In the entries below, identify every line with the string "JSON" and copy it.

#### RECORDED DATA:

* Begin *

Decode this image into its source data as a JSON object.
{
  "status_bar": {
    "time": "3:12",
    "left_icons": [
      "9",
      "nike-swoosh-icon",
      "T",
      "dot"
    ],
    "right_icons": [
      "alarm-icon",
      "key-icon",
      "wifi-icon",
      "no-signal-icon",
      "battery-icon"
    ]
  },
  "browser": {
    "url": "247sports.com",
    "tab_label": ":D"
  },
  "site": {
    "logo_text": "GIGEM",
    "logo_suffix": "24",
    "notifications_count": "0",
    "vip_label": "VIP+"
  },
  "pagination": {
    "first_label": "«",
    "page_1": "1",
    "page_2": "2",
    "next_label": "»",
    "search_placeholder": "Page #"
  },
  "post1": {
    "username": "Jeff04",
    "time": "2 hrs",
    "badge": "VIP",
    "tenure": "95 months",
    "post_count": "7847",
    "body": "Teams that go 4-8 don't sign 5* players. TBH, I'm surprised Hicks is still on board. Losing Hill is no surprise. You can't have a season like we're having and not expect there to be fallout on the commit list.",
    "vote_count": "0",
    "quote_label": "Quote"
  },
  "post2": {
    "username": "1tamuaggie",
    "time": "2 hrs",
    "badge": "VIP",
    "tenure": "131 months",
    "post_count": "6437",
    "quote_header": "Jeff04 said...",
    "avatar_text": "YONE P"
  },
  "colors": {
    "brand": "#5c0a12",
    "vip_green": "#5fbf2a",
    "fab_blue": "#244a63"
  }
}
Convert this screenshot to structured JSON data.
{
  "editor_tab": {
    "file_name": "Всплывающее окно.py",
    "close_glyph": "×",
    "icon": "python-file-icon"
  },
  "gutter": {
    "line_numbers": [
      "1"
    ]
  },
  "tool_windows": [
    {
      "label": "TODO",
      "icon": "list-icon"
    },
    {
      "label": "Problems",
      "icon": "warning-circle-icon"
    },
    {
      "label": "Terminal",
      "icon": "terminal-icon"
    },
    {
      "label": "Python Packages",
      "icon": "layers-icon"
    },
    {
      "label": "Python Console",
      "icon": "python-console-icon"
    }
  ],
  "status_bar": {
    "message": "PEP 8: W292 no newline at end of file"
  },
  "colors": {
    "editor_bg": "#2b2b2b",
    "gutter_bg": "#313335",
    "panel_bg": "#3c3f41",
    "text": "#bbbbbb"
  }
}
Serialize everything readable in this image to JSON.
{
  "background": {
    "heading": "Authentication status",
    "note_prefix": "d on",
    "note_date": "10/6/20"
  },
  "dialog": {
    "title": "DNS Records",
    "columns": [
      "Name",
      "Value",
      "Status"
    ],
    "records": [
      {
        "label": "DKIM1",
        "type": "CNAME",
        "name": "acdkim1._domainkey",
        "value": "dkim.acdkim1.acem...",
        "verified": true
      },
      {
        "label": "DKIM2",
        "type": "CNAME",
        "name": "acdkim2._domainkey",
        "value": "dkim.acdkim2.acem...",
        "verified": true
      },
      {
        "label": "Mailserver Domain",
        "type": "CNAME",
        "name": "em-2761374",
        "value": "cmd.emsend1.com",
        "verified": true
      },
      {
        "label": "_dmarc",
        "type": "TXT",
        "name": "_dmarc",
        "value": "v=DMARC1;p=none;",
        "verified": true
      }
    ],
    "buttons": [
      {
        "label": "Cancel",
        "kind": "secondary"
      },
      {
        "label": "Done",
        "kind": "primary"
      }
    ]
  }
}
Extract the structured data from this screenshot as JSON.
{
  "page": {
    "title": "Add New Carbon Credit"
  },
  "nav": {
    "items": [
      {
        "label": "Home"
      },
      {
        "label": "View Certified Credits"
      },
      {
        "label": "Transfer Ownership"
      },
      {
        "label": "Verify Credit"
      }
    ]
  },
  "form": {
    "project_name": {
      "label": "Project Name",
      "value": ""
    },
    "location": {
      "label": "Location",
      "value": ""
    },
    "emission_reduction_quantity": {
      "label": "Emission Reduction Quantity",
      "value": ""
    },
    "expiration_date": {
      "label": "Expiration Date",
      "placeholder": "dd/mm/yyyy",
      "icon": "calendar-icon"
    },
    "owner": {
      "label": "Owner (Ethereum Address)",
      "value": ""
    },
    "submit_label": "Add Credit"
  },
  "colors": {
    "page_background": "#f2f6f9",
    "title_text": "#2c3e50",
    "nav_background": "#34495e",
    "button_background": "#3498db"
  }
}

* End *

#### CORRECT RESPONSE:
Decode this image into its source data as a JSON object.
Convert this screenshot to structured JSON data.
Serialize everything readable in this image to JSON.
Extract the structured data from this screenshot as JSON.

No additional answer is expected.